_Goal of the exercise_
Type out every line below exactly as it reads.

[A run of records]
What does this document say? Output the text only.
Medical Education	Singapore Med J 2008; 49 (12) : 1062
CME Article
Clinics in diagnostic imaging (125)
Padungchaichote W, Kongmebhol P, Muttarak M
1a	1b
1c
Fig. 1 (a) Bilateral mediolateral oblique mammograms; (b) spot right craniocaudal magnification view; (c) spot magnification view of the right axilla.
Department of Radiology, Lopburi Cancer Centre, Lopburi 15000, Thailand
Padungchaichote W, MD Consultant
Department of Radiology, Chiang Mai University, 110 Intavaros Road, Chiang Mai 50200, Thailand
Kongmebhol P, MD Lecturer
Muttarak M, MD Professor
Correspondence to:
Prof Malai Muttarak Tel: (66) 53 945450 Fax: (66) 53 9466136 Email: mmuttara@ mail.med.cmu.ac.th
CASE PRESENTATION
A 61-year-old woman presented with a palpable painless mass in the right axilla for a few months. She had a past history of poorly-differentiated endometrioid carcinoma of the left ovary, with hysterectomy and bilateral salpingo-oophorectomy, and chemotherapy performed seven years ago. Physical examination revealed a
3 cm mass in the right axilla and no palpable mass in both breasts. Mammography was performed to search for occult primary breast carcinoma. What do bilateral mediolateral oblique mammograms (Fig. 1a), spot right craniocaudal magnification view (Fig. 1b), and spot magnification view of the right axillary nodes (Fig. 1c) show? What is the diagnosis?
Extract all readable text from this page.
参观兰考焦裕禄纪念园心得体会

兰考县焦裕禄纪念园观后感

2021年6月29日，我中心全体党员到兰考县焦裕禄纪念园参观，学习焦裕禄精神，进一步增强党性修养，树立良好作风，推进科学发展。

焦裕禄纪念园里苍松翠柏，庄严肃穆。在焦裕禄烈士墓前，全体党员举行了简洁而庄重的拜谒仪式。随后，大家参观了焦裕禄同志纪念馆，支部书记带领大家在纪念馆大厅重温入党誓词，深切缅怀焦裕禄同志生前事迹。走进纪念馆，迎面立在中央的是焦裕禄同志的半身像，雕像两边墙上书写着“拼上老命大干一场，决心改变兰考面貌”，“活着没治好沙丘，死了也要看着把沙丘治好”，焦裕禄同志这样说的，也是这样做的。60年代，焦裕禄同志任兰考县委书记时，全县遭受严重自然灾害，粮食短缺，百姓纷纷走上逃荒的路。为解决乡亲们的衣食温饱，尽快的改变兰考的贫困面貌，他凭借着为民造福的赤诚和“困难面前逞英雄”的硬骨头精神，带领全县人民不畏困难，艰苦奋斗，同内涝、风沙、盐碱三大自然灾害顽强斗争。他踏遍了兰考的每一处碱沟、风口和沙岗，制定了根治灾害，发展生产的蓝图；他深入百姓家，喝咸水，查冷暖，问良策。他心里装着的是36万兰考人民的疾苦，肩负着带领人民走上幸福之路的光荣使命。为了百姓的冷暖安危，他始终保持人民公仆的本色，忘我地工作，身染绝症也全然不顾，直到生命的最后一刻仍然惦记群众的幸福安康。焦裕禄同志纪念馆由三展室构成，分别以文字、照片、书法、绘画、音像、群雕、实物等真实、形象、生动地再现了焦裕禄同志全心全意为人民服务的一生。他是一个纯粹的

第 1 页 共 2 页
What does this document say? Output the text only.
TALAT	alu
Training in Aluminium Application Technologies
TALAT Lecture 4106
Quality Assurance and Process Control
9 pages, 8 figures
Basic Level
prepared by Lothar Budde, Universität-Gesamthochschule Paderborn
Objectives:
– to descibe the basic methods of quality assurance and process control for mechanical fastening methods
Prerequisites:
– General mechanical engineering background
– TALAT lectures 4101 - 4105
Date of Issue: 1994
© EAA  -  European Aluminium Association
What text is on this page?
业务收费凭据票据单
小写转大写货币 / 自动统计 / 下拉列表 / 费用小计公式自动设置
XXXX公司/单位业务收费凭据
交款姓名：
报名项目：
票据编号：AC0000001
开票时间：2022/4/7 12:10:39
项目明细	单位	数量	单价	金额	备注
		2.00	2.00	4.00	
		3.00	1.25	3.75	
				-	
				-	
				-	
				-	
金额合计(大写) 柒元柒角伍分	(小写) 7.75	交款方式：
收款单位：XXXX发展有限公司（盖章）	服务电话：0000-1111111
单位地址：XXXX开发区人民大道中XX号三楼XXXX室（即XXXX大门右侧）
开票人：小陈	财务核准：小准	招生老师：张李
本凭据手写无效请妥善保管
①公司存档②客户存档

_Complete output_
What does this document say? Output the text only.
Medical Education	Singapore Med J 2008; 49 (12) : 1062
CME Article
Clinics in diagnostic imaging (125)
Padungchaichote W, Kongmebhol P, Muttarak M
1a	1b
1c
Fig. 1 (a) Bilateral mediolateral oblique mammograms; (b) spot right craniocaudal magnification view; (c) spot magnification view of the right axilla.
Department of Radiology, Lopburi Cancer Centre, Lopburi 15000, Thailand
Padungchaichote W, MD Consultant
Department of Radiology, Chiang Mai University, 110 Intavaros Road, Chiang Mai 50200, Thailand
Kongmebhol P, MD Lecturer
Muttarak M, MD Professor
Correspondence to:
Prof Malai Muttarak Tel: (66) 53 945450 Fax: (66) 53 9466136 Email: mmuttara@ mail.med.cmu.ac.th
CASE PRESENTATION
A 61-year-old woman presented with a palpable painless mass in the right axilla for a few months. She had a past history of poorly-differentiated endometrioid carcinoma of the left ovary, with hysterectomy and bilateral salpingo-oophorectomy, and chemotherapy performed seven years ago. Physical examination revealed a
3 cm mass in the right axilla and no palpable mass in both breasts. Mammography was performed to search for occult primary breast carcinoma. What do bilateral mediolateral oblique mammograms (Fig. 1a), spot right craniocaudal magnification view (Fig. 1b), and spot magnification view of the right axillary nodes (Fig. 1c) show? What is the diagnosis?
Extract all readable text from this page.
参观兰考焦裕禄纪念园心得体会

兰考县焦裕禄纪念园观后感

2021年6月29日，我中心全体党员到兰考县焦裕禄纪念园参观，学习焦裕禄精神，进一步增强党性修养，树立良好作风，推进科学发展。

焦裕禄纪念园里苍松翠柏，庄严肃穆。在焦裕禄烈士墓前，全体党员举行了简洁而庄重的拜谒仪式。随后，大家参观了焦裕禄同志纪念馆，支部书记带领大家在纪念馆大厅重温入党誓词，深切缅怀焦裕禄同志生前事迹。走进纪念馆，迎面立在中央的是焦裕禄同志的半身像，雕像两边墙上书写着“拼上老命大干一场，决心改变兰考面貌”，“活着没治好沙丘，死了也要看着把沙丘治好”，焦裕禄同志这样说的，也是这样做的。60年代，焦裕禄同志任兰考县委书记时，全县遭受严重自然灾害，粮食短缺，百姓纷纷走上逃荒的路。为解决乡亲们的衣食温饱，尽快的改变兰考的贫困面貌，他凭借着为民造福的赤诚和“困难面前逞英雄”的硬骨头精神，带领全县人民不畏困难，艰苦奋斗，同内涝、风沙、盐碱三大自然灾害顽强斗争。他踏遍了兰考的每一处碱沟、风口和沙岗，制定了根治灾害，发展生产的蓝图；他深入百姓家，喝咸水，查冷暖，问良策。他心里装着的是36万兰考人民的疾苦，肩负着带领人民走上幸福之路的光荣使命。为了百姓的冷暖安危，他始终保持人民公仆的本色，忘我地工作，身染绝症也全然不顾，直到生命的最后一刻仍然惦记群众的幸福安康。焦裕禄同志纪念馆由三展室构成，分别以文字、照片、书法、绘画、音像、群雕、实物等真实、形象、生动地再现了焦裕禄同志全心全意为人民服务的一生。他是一个纯粹的

第 1 页 共 2 页
What does this document say? Output the text only.
TALAT	alu
Training in Aluminium Application Technologies
TALAT Lecture 4106
Quality Assurance and Process Control
9 pages, 8 figures
Basic Level
prepared by Lothar Budde, Universität-Gesamthochschule Paderborn
Objectives:
– to descibe the basic methods of quality assurance and process control for mechanical fastening methods
Prerequisites:
– General mechanical engineering background
– TALAT lectures 4101 - 4105
Date of Issue: 1994
© EAA  -  European Aluminium Association
What text is on this page?
业务收费凭据票据单
小写转大写货币 / 自动统计 / 下拉列表 / 费用小计公式自动设置
XXXX公司/单位业务收费凭据
交款姓名：
报名项目：
票据编号：AC0000001
开票时间：2022/4/7 12:10:39
项目明细	单位	数量	单价	金额	备注
		2.00	2.00	4.00	
		3.00	1.25	3.75	
				-	
				-	
				-	
				-	
金额合计(大写) 柒元柒角伍分	(小写) 7.75	交款方式：
收款单位：XXXX发展有限公司（盖章）	服务电话：0000-1111111
单位地址：XXXX开发区人民大道中XX号三楼XXXX室（即XXXX大门右侧）
开票人：小陈	财务核准：小准	招生老师：张李
本凭据手写无效请妥善保管
①公司存档②客户存档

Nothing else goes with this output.